**DIRECTION**
All of the material below is to be restated word for word, apart from the pictures.

Some records:
#####

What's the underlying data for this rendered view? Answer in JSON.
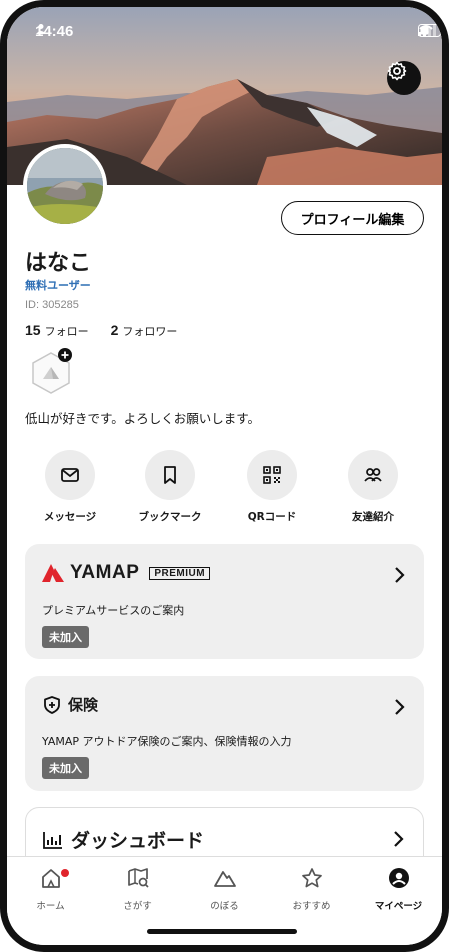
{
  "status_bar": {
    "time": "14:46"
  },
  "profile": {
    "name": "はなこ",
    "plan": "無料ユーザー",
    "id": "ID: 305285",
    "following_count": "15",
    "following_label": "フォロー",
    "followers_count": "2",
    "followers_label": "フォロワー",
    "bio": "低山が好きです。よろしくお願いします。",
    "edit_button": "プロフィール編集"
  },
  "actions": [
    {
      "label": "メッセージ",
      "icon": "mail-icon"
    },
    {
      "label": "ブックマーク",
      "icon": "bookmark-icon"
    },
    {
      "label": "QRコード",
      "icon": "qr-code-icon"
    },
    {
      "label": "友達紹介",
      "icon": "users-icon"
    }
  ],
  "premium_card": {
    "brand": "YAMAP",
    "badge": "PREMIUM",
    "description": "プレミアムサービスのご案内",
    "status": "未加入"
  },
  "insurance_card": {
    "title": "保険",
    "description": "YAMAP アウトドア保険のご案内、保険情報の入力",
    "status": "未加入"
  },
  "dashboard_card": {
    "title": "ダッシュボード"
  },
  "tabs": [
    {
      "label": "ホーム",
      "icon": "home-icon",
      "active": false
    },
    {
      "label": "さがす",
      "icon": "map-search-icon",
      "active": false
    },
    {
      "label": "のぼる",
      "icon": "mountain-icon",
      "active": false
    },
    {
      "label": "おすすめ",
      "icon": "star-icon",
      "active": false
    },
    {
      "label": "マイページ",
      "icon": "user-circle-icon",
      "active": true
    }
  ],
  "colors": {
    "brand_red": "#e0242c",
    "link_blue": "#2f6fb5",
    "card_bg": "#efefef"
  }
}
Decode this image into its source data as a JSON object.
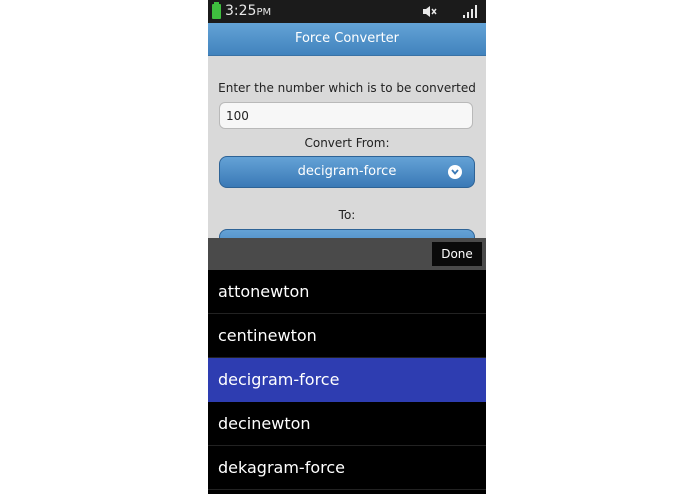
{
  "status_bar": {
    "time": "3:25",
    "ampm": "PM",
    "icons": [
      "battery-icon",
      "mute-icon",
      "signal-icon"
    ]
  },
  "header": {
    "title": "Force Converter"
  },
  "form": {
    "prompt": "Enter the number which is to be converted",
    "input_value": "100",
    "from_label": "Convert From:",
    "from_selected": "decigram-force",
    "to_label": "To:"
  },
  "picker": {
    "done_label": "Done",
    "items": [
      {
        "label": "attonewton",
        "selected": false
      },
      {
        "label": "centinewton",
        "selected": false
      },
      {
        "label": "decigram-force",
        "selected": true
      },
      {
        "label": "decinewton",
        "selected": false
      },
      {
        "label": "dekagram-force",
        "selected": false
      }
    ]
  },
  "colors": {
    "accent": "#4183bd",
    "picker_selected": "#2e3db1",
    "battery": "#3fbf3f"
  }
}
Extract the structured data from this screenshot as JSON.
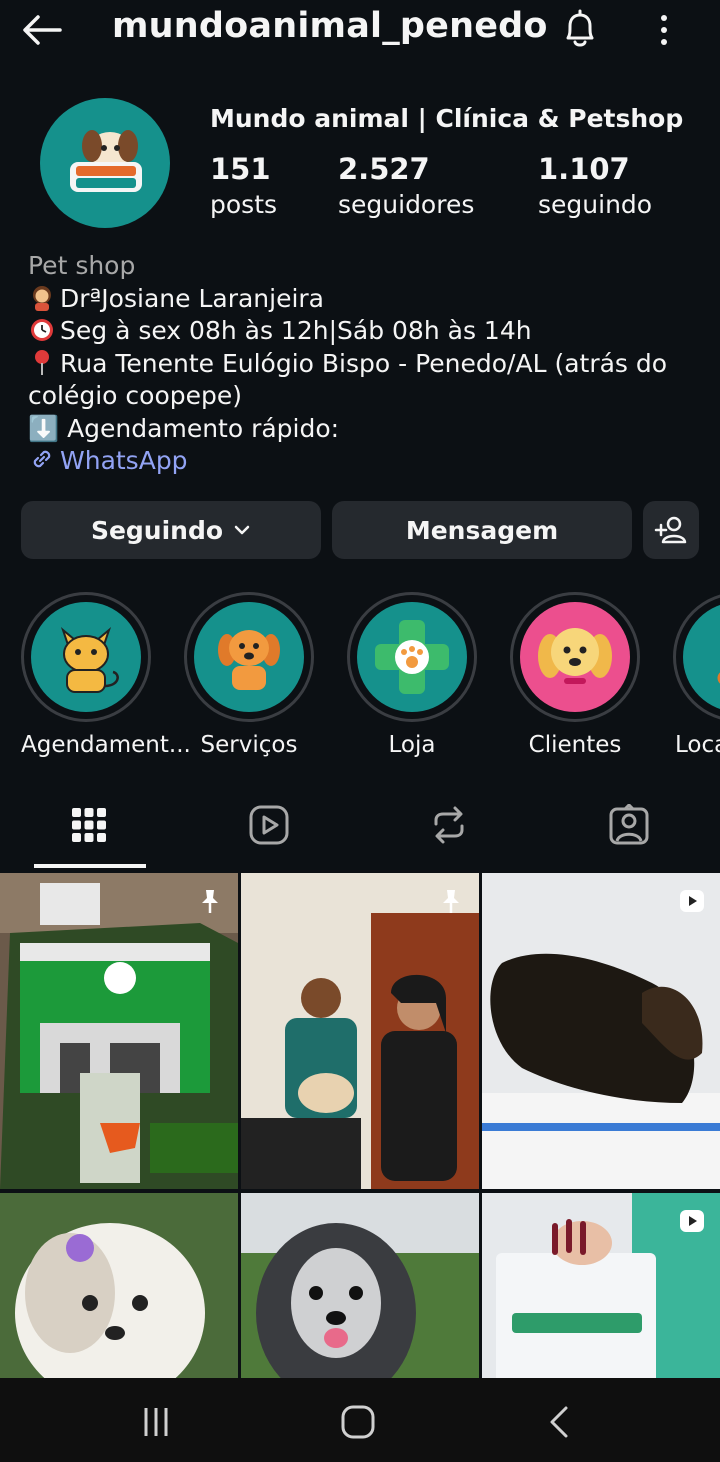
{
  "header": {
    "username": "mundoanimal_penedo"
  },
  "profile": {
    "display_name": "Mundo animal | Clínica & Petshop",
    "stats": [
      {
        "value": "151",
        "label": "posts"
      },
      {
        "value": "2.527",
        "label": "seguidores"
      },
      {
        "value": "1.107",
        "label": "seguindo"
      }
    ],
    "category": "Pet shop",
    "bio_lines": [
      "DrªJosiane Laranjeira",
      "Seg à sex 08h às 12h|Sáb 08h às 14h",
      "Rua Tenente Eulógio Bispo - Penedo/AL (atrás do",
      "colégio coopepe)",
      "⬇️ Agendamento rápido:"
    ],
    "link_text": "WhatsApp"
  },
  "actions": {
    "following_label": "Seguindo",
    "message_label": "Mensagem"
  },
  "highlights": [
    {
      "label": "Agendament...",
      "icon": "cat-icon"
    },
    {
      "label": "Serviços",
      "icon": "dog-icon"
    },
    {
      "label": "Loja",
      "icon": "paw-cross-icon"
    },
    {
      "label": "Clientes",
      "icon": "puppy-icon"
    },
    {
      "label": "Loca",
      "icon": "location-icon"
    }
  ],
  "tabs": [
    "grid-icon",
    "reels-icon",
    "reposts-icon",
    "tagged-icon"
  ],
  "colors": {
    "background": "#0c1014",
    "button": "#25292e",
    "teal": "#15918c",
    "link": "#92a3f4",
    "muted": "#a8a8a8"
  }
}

#####

**OUTPUT FOR THIS TASK**
What's the underlying data for this rendered view? Answer in JSON.
{
  "status_bar": {
    "time": "14:46"
  },
  "profile": {
    "name": "はなこ",
    "plan": "無料ユーザー",
    "id": "ID: 305285",
    "following_count": "15",
    "following_label": "フォロー",
    "followers_count": "2",
    "followers_label": "フォロワー",
    "bio": "低山が好きです。よろしくお願いします。",
    "edit_button": "プロフィール編集"
  },
  "actions": [
    {
      "label": "メッセージ",
      "icon": "mail-icon"
    },
    {
      "label": "ブックマーク",
      "icon": "bookmark-icon"
    },
    {
      "label": "QRコード",
      "icon": "qr-code-icon"
    },
    {
      "label": "友達紹介",
      "icon": "users-icon"
    }
  ],
  "premium_card": {
    "brand": "YAMAP",
    "badge": "PREMIUM",
    "description": "プレミアムサービスのご案内",
    "status": "未加入"
  },
  "insurance_card": {
    "title": "保険",
    "description": "YAMAP アウトドア保険のご案内、保険情報の入力",
    "status": "未加入"
  },
  "dashboard_card": {
    "title": "ダッシュボード"
  },
  "tabs": [
    {
      "label": "ホーム",
      "icon": "home-icon",
      "active": false
    },
    {
      "label": "さがす",
      "icon": "map-search-icon",
      "active": false
    },
    {
      "label": "のぼる",
      "icon": "mountain-icon",
      "active": false
    },
    {
      "label": "おすすめ",
      "icon": "star-icon",
      "active": false
    },
    {
      "label": "マイページ",
      "icon": "user-circle-icon",
      "active": true
    }
  ],
  "colors": {
    "brand_red": "#e0242c",
    "link_blue": "#2f6fb5",
    "card_bg": "#efefef"
  }
}
Decode this image into its source data as a JSON object.
{
  "status_bar": {
    "time": "3:25",
    "ampm": "PM",
    "icons": [
      "battery-icon",
      "mute-icon",
      "signal-icon"
    ]
  },
  "header": {
    "title": "Force Converter"
  },
  "form": {
    "prompt": "Enter the number which is to be converted",
    "input_value": "100",
    "from_label": "Convert From:",
    "from_selected": "decigram-force",
    "to_label": "To:"
  },
  "picker": {
    "done_label": "Done",
    "items": [
      {
        "label": "attonewton",
        "selected": false
      },
      {
        "label": "centinewton",
        "selected": false
      },
      {
        "label": "decigram-force",
        "selected": true
      },
      {
        "label": "decinewton",
        "selected": false
      },
      {
        "label": "dekagram-force",
        "selected": false
      }
    ]
  },
  "colors": {
    "accent": "#4183bd",
    "picker_selected": "#2e3db1",
    "battery": "#3fbf3f"
  }
}
Extract the structured data from this screenshot as JSON.
{
  "header": {
    "username": "mundoanimal_penedo"
  },
  "profile": {
    "display_name": "Mundo animal | Clínica & Petshop",
    "stats": [
      {
        "value": "151",
        "label": "posts"
      },
      {
        "value": "2.527",
        "label": "seguidores"
      },
      {
        "value": "1.107",
        "label": "seguindo"
      }
    ],
    "category": "Pet shop",
    "bio_lines": [
      "DrªJosiane Laranjeira",
      "Seg à sex 08h às 12h|Sáb 08h às 14h",
      "Rua Tenente Eulógio Bispo - Penedo/AL (atrás do",
      "colégio coopepe)",
      "⬇️ Agendamento rápido:"
    ],
    "link_text": "WhatsApp"
  },
  "actions": {
    "following_label": "Seguindo",
    "message_label": "Mensagem"
  },
  "highlights": [
    {
      "label": "Agendament...",
      "icon": "cat-icon"
    },
    {
      "label": "Serviços",
      "icon": "dog-icon"
    },
    {
      "label": "Loja",
      "icon": "paw-cross-icon"
    },
    {
      "label": "Clientes",
      "icon": "puppy-icon"
    },
    {
      "label": "Loca",
      "icon": "location-icon"
    }
  ],
  "tabs": [
    "grid-icon",
    "reels-icon",
    "reposts-icon",
    "tagged-icon"
  ],
  "colors": {
    "background": "#0c1014",
    "button": "#25292e",
    "teal": "#15918c",
    "link": "#92a3f4",
    "muted": "#a8a8a8"
  }
}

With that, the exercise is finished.